'''

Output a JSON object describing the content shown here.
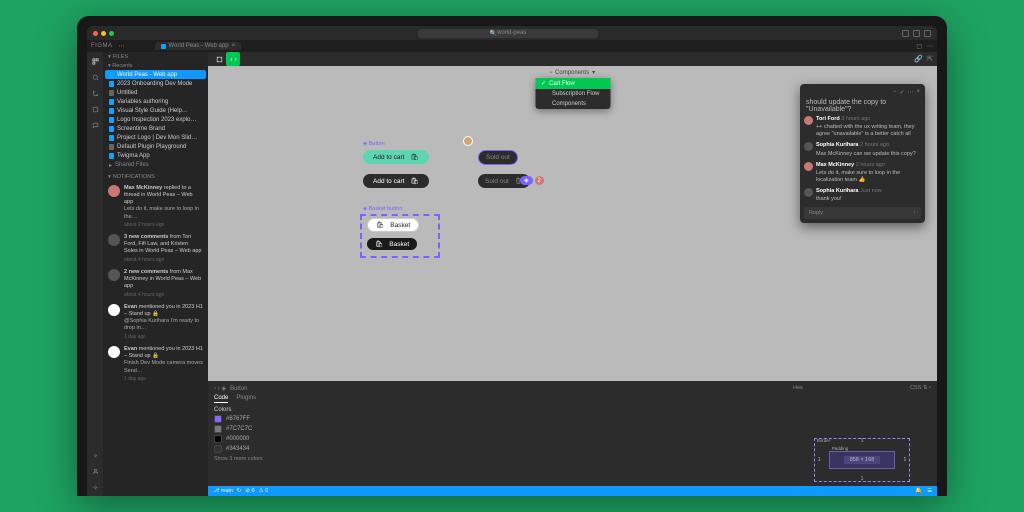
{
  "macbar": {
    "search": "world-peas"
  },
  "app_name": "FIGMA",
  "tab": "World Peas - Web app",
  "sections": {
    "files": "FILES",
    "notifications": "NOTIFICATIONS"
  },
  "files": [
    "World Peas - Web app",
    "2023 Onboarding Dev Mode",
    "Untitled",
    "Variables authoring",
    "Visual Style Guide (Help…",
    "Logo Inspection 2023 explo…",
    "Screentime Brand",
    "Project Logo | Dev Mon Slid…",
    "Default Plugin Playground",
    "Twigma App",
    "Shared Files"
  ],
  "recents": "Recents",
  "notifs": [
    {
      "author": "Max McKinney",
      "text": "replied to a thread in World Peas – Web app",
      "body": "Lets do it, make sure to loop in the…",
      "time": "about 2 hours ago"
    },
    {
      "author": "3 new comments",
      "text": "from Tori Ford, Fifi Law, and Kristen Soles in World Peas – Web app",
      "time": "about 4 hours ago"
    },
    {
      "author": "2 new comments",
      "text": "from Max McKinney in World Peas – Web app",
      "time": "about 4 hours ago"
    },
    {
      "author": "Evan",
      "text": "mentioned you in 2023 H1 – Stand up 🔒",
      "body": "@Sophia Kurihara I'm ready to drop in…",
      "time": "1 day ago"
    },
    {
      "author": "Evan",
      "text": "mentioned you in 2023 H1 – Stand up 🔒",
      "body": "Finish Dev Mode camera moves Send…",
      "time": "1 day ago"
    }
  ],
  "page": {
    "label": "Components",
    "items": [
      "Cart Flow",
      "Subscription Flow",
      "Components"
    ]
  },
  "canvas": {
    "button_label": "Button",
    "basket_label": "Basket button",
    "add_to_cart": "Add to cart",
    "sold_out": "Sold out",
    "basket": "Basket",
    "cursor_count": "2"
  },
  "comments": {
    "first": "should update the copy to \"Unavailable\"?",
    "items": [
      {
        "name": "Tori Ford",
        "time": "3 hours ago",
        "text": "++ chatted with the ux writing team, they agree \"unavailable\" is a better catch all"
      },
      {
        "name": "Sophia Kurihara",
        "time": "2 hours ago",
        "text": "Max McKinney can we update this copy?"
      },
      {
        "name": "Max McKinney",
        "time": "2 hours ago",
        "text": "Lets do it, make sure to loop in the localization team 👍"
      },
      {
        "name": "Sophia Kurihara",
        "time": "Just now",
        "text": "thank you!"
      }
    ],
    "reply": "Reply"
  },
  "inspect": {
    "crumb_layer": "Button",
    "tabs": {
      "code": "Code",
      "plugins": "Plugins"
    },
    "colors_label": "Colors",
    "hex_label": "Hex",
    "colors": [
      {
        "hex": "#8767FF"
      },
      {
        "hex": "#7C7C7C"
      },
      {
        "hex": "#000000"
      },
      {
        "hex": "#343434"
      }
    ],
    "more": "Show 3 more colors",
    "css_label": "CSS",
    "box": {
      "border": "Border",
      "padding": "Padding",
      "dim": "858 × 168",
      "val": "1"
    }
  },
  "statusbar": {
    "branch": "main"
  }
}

'''
'''

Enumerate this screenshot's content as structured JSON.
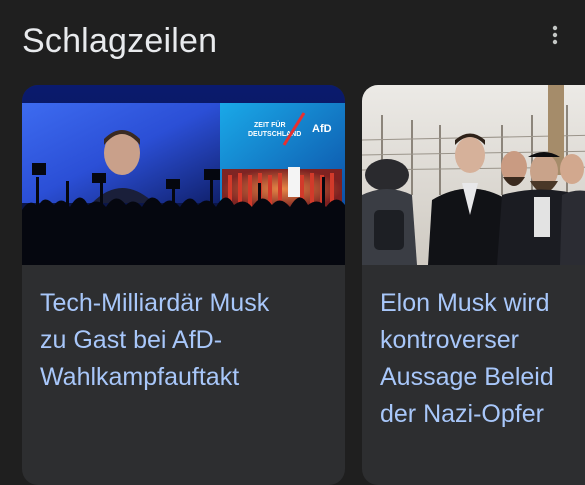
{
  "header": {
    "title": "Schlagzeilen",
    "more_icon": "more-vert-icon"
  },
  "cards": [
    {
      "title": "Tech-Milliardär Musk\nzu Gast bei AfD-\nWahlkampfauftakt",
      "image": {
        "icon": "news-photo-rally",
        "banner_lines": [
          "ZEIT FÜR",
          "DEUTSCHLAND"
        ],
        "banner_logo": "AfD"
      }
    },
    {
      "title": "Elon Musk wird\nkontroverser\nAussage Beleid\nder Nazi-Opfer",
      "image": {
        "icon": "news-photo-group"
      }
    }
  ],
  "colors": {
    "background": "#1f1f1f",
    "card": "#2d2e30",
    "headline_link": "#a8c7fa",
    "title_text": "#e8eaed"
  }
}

'''

• What you have to do: From the material above, copy each line that includes the word "update".

• Final answer:
    "first": "should update the copy to \"Unavailable\"?",
        "text": "Max McKinney can we update this copy?"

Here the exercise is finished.